DIRECTIONS — Return the complete listing that follows, with each line reproduced exactly.

─── STORED ROWS ───

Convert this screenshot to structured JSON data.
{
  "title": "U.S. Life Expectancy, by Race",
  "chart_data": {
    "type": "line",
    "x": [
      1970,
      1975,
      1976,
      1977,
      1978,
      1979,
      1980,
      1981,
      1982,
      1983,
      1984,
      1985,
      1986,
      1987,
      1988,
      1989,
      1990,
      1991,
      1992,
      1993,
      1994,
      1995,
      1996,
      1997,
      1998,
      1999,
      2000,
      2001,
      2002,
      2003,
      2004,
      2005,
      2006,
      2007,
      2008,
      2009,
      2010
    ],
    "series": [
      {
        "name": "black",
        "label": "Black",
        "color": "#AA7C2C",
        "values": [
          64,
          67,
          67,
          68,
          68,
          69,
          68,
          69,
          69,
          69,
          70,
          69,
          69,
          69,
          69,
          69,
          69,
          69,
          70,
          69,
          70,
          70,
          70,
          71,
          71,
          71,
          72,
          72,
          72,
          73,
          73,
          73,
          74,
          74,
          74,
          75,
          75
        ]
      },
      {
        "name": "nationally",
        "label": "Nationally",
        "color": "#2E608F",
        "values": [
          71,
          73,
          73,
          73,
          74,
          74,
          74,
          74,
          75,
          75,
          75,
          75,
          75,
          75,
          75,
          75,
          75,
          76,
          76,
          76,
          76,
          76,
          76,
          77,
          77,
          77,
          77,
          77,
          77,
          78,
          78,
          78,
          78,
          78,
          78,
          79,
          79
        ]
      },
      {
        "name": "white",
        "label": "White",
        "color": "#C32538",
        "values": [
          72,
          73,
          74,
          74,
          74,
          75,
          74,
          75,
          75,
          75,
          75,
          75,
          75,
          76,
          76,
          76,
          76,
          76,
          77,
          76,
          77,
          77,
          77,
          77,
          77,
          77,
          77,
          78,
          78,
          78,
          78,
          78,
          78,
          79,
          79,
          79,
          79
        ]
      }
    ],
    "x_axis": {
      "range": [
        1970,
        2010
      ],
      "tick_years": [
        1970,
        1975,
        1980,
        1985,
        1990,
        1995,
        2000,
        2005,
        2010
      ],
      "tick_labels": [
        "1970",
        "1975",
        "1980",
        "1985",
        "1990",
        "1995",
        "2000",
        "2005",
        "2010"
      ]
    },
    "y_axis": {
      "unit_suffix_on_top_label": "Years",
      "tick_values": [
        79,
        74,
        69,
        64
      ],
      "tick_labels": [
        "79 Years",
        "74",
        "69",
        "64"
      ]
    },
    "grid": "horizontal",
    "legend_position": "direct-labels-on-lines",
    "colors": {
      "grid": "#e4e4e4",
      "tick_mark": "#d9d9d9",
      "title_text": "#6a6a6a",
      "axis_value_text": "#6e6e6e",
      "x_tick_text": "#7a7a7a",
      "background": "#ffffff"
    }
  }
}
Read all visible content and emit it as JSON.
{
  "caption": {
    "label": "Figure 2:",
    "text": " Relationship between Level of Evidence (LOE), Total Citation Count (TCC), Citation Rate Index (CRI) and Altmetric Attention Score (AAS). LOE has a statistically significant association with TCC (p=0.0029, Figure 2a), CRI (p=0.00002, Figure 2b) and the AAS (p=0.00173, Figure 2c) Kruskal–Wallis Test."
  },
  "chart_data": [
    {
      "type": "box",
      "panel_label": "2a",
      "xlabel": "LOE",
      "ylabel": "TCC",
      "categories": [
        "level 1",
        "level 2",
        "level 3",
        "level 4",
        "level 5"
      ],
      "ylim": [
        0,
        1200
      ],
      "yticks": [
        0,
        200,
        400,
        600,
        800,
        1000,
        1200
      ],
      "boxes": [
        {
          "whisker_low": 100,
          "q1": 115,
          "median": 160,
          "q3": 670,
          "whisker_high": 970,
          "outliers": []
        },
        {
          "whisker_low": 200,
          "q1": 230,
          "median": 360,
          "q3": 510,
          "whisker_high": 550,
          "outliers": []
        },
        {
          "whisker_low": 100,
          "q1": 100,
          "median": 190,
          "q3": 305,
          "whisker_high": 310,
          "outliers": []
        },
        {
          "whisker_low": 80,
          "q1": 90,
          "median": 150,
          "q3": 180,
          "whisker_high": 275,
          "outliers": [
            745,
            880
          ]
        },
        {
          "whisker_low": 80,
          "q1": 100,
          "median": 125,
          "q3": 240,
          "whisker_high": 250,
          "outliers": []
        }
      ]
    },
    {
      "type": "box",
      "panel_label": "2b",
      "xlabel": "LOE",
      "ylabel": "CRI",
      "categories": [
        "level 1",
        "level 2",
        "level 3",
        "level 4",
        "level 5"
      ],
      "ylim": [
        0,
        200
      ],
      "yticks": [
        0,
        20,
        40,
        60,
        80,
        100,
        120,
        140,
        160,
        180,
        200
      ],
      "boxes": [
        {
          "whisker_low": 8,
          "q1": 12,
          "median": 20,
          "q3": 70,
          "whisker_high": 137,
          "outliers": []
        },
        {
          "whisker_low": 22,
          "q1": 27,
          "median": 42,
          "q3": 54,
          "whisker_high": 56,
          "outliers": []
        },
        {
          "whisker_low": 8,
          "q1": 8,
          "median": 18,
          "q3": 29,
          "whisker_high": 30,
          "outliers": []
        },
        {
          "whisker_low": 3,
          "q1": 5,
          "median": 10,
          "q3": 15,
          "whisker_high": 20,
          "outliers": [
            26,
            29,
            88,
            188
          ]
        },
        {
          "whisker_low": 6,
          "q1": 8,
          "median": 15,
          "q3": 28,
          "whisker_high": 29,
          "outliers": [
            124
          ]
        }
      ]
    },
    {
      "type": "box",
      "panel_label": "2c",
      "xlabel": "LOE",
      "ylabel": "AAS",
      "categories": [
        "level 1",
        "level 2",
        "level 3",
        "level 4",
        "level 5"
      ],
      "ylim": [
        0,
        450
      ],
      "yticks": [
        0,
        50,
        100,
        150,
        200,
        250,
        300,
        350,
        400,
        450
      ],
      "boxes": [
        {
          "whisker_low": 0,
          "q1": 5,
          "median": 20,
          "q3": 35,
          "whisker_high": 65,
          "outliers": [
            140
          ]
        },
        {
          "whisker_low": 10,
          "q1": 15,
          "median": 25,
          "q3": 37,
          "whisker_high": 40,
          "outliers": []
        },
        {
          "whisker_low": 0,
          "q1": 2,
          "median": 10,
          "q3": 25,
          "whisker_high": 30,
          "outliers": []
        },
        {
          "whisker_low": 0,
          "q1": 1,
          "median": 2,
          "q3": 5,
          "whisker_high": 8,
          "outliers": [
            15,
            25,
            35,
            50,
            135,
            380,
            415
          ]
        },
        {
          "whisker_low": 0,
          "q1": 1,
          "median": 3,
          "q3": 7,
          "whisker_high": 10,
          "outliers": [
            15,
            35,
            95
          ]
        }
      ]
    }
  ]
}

───

SOLUTION BELOW —
Convert this screenshot to structured JSON data.
{
  "title": "U.S. Life Expectancy, by Race",
  "chart_data": {
    "type": "line",
    "x": [
      1970,
      1975,
      1976,
      1977,
      1978,
      1979,
      1980,
      1981,
      1982,
      1983,
      1984,
      1985,
      1986,
      1987,
      1988,
      1989,
      1990,
      1991,
      1992,
      1993,
      1994,
      1995,
      1996,
      1997,
      1998,
      1999,
      2000,
      2001,
      2002,
      2003,
      2004,
      2005,
      2006,
      2007,
      2008,
      2009,
      2010
    ],
    "series": [
      {
        "name": "black",
        "label": "Black",
        "color": "#AA7C2C",
        "values": [
          64,
          67,
          67,
          68,
          68,
          69,
          68,
          69,
          69,
          69,
          70,
          69,
          69,
          69,
          69,
          69,
          69,
          69,
          70,
          69,
          70,
          70,
          70,
          71,
          71,
          71,
          72,
          72,
          72,
          73,
          73,
          73,
          74,
          74,
          74,
          75,
          75
        ]
      },
      {
        "name": "nationally",
        "label": "Nationally",
        "color": "#2E608F",
        "values": [
          71,
          73,
          73,
          73,
          74,
          74,
          74,
          74,
          75,
          75,
          75,
          75,
          75,
          75,
          75,
          75,
          75,
          76,
          76,
          76,
          76,
          76,
          76,
          77,
          77,
          77,
          77,
          77,
          77,
          78,
          78,
          78,
          78,
          78,
          78,
          79,
          79
        ]
      },
      {
        "name": "white",
        "label": "White",
        "color": "#C32538",
        "values": [
          72,
          73,
          74,
          74,
          74,
          75,
          74,
          75,
          75,
          75,
          75,
          75,
          75,
          76,
          76,
          76,
          76,
          76,
          77,
          76,
          77,
          77,
          77,
          77,
          77,
          77,
          77,
          78,
          78,
          78,
          78,
          78,
          78,
          79,
          79,
          79,
          79
        ]
      }
    ],
    "x_axis": {
      "range": [
        1970,
        2010
      ],
      "tick_years": [
        1970,
        1975,
        1980,
        1985,
        1990,
        1995,
        2000,
        2005,
        2010
      ],
      "tick_labels": [
        "1970",
        "1975",
        "1980",
        "1985",
        "1990",
        "1995",
        "2000",
        "2005",
        "2010"
      ]
    },
    "y_axis": {
      "unit_suffix_on_top_label": "Years",
      "tick_values": [
        79,
        74,
        69,
        64
      ],
      "tick_labels": [
        "79 Years",
        "74",
        "69",
        "64"
      ]
    },
    "grid": "horizontal",
    "legend_position": "direct-labels-on-lines",
    "colors": {
      "grid": "#e4e4e4",
      "tick_mark": "#d9d9d9",
      "title_text": "#6a6a6a",
      "axis_value_text": "#6e6e6e",
      "x_tick_text": "#7a7a7a",
      "background": "#ffffff"
    }
  }
}
Read all visible content and emit it as JSON.
{
  "caption": {
    "label": "Figure 2:",
    "text": " Relationship between Level of Evidence (LOE), Total Citation Count (TCC), Citation Rate Index (CRI) and Altmetric Attention Score (AAS). LOE has a statistically significant association with TCC (p=0.0029, Figure 2a), CRI (p=0.00002, Figure 2b) and the AAS (p=0.00173, Figure 2c) Kruskal–Wallis Test."
  },
  "chart_data": [
    {
      "type": "box",
      "panel_label": "2a",
      "xlabel": "LOE",
      "ylabel": "TCC",
      "categories": [
        "level 1",
        "level 2",
        "level 3",
        "level 4",
        "level 5"
      ],
      "ylim": [
        0,
        1200
      ],
      "yticks": [
        0,
        200,
        400,
        600,
        800,
        1000,
        1200
      ],
      "boxes": [
        {
          "whisker_low": 100,
          "q1": 115,
          "median": 160,
          "q3": 670,
          "whisker_high": 970,
          "outliers": []
        },
        {
          "whisker_low": 200,
          "q1": 230,
          "median": 360,
          "q3": 510,
          "whisker_high": 550,
          "outliers": []
        },
        {
          "whisker_low": 100,
          "q1": 100,
          "median": 190,
          "q3": 305,
          "whisker_high": 310,
          "outliers": []
        },
        {
          "whisker_low": 80,
          "q1": 90,
          "median": 150,
          "q3": 180,
          "whisker_high": 275,
          "outliers": [
            745,
            880
          ]
        },
        {
          "whisker_low": 80,
          "q1": 100,
          "median": 125,
          "q3": 240,
          "whisker_high": 250,
          "outliers": []
        }
      ]
    },
    {
      "type": "box",
      "panel_label": "2b",
      "xlabel": "LOE",
      "ylabel": "CRI",
      "categories": [
        "level 1",
        "level 2",
        "level 3",
        "level 4",
        "level 5"
      ],
      "ylim": [
        0,
        200
      ],
      "yticks": [
        0,
        20,
        40,
        60,
        80,
        100,
        120,
        140,
        160,
        180,
        200
      ],
      "boxes": [
        {
          "whisker_low": 8,
          "q1": 12,
          "median": 20,
          "q3": 70,
          "whisker_high": 137,
          "outliers": []
        },
        {
          "whisker_low": 22,
          "q1": 27,
          "median": 42,
          "q3": 54,
          "whisker_high": 56,
          "outliers": []
        },
        {
          "whisker_low": 8,
          "q1": 8,
          "median": 18,
          "q3": 29,
          "whisker_high": 30,
          "outliers": []
        },
        {
          "whisker_low": 3,
          "q1": 5,
          "median": 10,
          "q3": 15,
          "whisker_high": 20,
          "outliers": [
            26,
            29,
            88,
            188
          ]
        },
        {
          "whisker_low": 6,
          "q1": 8,
          "median": 15,
          "q3": 28,
          "whisker_high": 29,
          "outliers": [
            124
          ]
        }
      ]
    },
    {
      "type": "box",
      "panel_label": "2c",
      "xlabel": "LOE",
      "ylabel": "AAS",
      "categories": [
        "level 1",
        "level 2",
        "level 3",
        "level 4",
        "level 5"
      ],
      "ylim": [
        0,
        450
      ],
      "yticks": [
        0,
        50,
        100,
        150,
        200,
        250,
        300,
        350,
        400,
        450
      ],
      "boxes": [
        {
          "whisker_low": 0,
          "q1": 5,
          "median": 20,
          "q3": 35,
          "whisker_high": 65,
          "outliers": [
            140
          ]
        },
        {
          "whisker_low": 10,
          "q1": 15,
          "median": 25,
          "q3": 37,
          "whisker_high": 40,
          "outliers": []
        },
        {
          "whisker_low": 0,
          "q1": 2,
          "median": 10,
          "q3": 25,
          "whisker_high": 30,
          "outliers": []
        },
        {
          "whisker_low": 0,
          "q1": 1,
          "median": 2,
          "q3": 5,
          "whisker_high": 8,
          "outliers": [
            15,
            25,
            35,
            50,
            135,
            380,
            415
          ]
        },
        {
          "whisker_low": 0,
          "q1": 1,
          "median": 3,
          "q3": 7,
          "whisker_high": 10,
          "outliers": [
            15,
            35,
            95
          ]
        }
      ]
    }
  ]
}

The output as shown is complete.